Given task:
Send back the records in full, character for character.
---------- Rows
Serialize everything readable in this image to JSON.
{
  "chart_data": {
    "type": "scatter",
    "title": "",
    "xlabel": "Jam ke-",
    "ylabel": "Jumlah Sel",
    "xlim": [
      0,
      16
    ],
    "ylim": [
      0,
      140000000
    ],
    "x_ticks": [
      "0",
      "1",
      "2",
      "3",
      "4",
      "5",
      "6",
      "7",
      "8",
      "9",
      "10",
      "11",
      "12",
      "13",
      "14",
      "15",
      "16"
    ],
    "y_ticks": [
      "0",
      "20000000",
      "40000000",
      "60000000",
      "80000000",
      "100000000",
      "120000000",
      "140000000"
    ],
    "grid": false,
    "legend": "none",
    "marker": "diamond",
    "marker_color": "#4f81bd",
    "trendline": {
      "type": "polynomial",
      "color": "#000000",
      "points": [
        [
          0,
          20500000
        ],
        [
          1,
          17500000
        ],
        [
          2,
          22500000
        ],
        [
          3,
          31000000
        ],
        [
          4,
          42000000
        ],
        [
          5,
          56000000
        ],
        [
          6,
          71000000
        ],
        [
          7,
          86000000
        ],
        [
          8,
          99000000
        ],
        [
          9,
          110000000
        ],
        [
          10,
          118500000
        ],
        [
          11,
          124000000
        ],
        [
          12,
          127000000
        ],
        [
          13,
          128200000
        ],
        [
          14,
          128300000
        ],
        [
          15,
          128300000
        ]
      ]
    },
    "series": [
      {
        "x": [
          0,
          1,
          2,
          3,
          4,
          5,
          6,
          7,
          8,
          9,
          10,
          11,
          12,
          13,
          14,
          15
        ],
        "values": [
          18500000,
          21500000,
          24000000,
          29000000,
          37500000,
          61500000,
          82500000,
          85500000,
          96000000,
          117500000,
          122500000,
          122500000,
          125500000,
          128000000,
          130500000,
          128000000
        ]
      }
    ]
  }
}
--------------------
Answer below:
Serialize everything readable in this image to JSON.
{
  "chart_data": {
    "type": "scatter",
    "title": "",
    "xlabel": "Jam ke-",
    "ylabel": "Jumlah Sel",
    "xlim": [
      0,
      16
    ],
    "ylim": [
      0,
      140000000
    ],
    "x_ticks": [
      "0",
      "1",
      "2",
      "3",
      "4",
      "5",
      "6",
      "7",
      "8",
      "9",
      "10",
      "11",
      "12",
      "13",
      "14",
      "15",
      "16"
    ],
    "y_ticks": [
      "0",
      "20000000",
      "40000000",
      "60000000",
      "80000000",
      "100000000",
      "120000000",
      "140000000"
    ],
    "grid": false,
    "legend": "none",
    "marker": "diamond",
    "marker_color": "#4f81bd",
    "trendline": {
      "type": "polynomial",
      "color": "#000000",
      "points": [
        [
          0,
          20500000
        ],
        [
          1,
          17500000
        ],
        [
          2,
          22500000
        ],
        [
          3,
          31000000
        ],
        [
          4,
          42000000
        ],
        [
          5,
          56000000
        ],
        [
          6,
          71000000
        ],
        [
          7,
          86000000
        ],
        [
          8,
          99000000
        ],
        [
          9,
          110000000
        ],
        [
          10,
          118500000
        ],
        [
          11,
          124000000
        ],
        [
          12,
          127000000
        ],
        [
          13,
          128200000
        ],
        [
          14,
          128300000
        ],
        [
          15,
          128300000
        ]
      ]
    },
    "series": [
      {
        "x": [
          0,
          1,
          2,
          3,
          4,
          5,
          6,
          7,
          8,
          9,
          10,
          11,
          12,
          13,
          14,
          15
        ],
        "values": [
          18500000,
          21500000,
          24000000,
          29000000,
          37500000,
          61500000,
          82500000,
          85500000,
          96000000,
          117500000,
          122500000,
          122500000,
          125500000,
          128000000,
          130500000,
          128000000
        ]
      }
    ]
  }
}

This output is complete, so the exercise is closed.